[BEGIN PROVIDED DATA]
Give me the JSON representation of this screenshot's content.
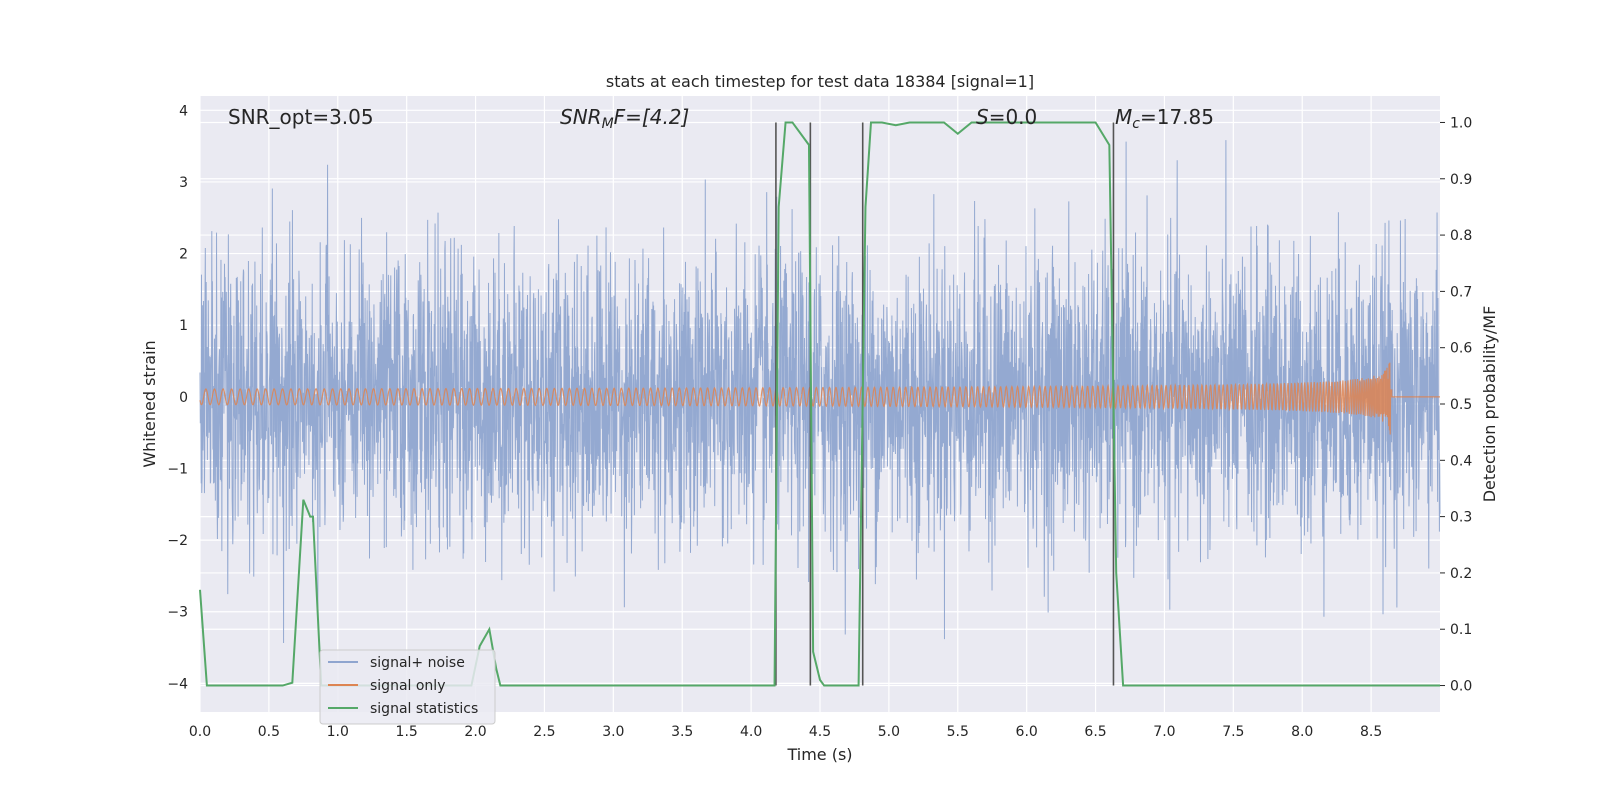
{
  "chart_data": {
    "type": "line",
    "title": "stats at each timestep for test data 18384 [signal=1]",
    "xlabel": "Time (s)",
    "ylabel": "Whitened strain",
    "y2label": "Detection probability/MF",
    "xlim": [
      0,
      9.0
    ],
    "ylim": [
      -4.4,
      4.2
    ],
    "y2lim": [
      -0.047,
      1.047
    ],
    "xticks": [
      "0.0",
      "0.5",
      "1.0",
      "1.5",
      "2.0",
      "2.5",
      "3.0",
      "3.5",
      "4.0",
      "4.5",
      "5.0",
      "5.5",
      "6.0",
      "6.5",
      "7.0",
      "7.5",
      "8.0",
      "8.5"
    ],
    "yticks": [
      "4",
      "3",
      "2",
      "1",
      "0",
      "−1",
      "−2",
      "−3",
      "−4"
    ],
    "y2ticks": [
      "1.0",
      "0.9",
      "0.8",
      "0.7",
      "0.6",
      "0.5",
      "0.4",
      "0.3",
      "0.2",
      "0.1",
      "0.0"
    ],
    "grid": true,
    "legend_placement": "lower-left",
    "annotations": {
      "snr_opt": "SNR_opt=3.05",
      "snr_mf_base": "SNR",
      "snr_mf_sub": "M",
      "snr_mf_rest": "F=[4.2]",
      "s_italic": "S",
      "s_rest": "=0.0",
      "mc_base": "M",
      "mc_sub": "c",
      "mc_rest": "=17.85"
    },
    "vertical_lines": [
      4.18,
      4.43,
      4.81,
      6.63
    ],
    "series": [
      {
        "name": "signal+ noise",
        "color": "#8fa5cf",
        "axis": "left",
        "noise_sigma": 1.0,
        "noise_envelope": 4.0
      },
      {
        "name": "signal only",
        "color": "#dd8452",
        "axis": "left",
        "chirp_end": 8.65,
        "chirp_amp": 0.6
      },
      {
        "name": "signal statistics",
        "color": "#55a868",
        "axis": "right",
        "x": [
          0.0,
          0.05,
          0.1,
          0.2,
          0.6,
          0.67,
          0.75,
          0.8,
          0.82,
          0.88,
          1.0,
          1.9,
          1.97,
          2.03,
          2.1,
          2.15,
          2.18,
          2.23,
          2.3,
          4.0,
          4.12,
          4.17,
          4.2,
          4.25,
          4.3,
          4.42,
          4.45,
          4.5,
          4.53,
          4.58,
          4.6,
          4.7,
          4.78,
          4.83,
          4.87,
          4.95,
          5.05,
          5.15,
          5.4,
          5.5,
          5.6,
          5.75,
          6.5,
          6.6,
          6.65,
          6.7,
          6.78,
          6.85,
          9.0
        ],
        "y": [
          0.17,
          0.0,
          0.0,
          0.0,
          0.0,
          0.005,
          0.33,
          0.3,
          0.3,
          0.0,
          0.0,
          0.0,
          0.0,
          0.07,
          0.1,
          0.03,
          0.0,
          0.0,
          0.0,
          0.0,
          0.0,
          0.0,
          0.85,
          1.0,
          1.0,
          0.96,
          0.06,
          0.01,
          0.0,
          0.0,
          0.0,
          0.0,
          0.0,
          0.85,
          1.0,
          1.0,
          0.995,
          1.0,
          1.0,
          0.98,
          1.0,
          1.0,
          1.0,
          0.96,
          0.2,
          0.0,
          0.0,
          0.0,
          0.0
        ]
      }
    ]
  }
}
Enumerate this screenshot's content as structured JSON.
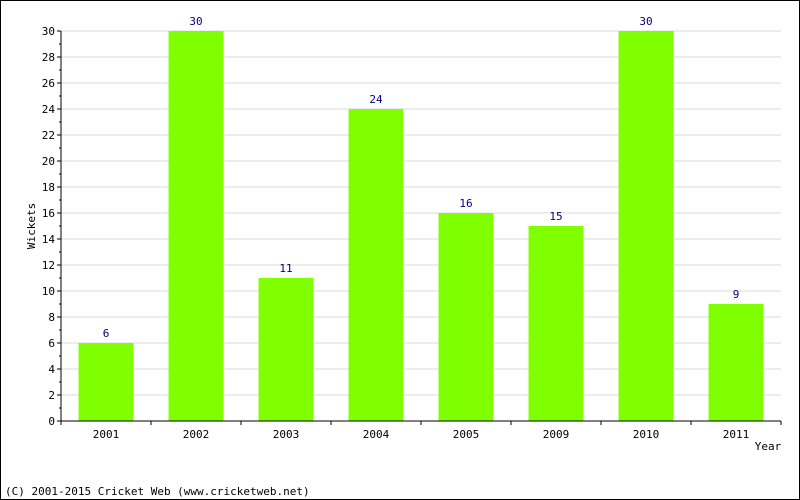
[END PROVIDED DATA]
→ **WRITTEN REQUEST**: Check every line of the records above for the string "JSON" and say how many contain it, giving the number alone.

→ **FINISHED EXERCISE**: 2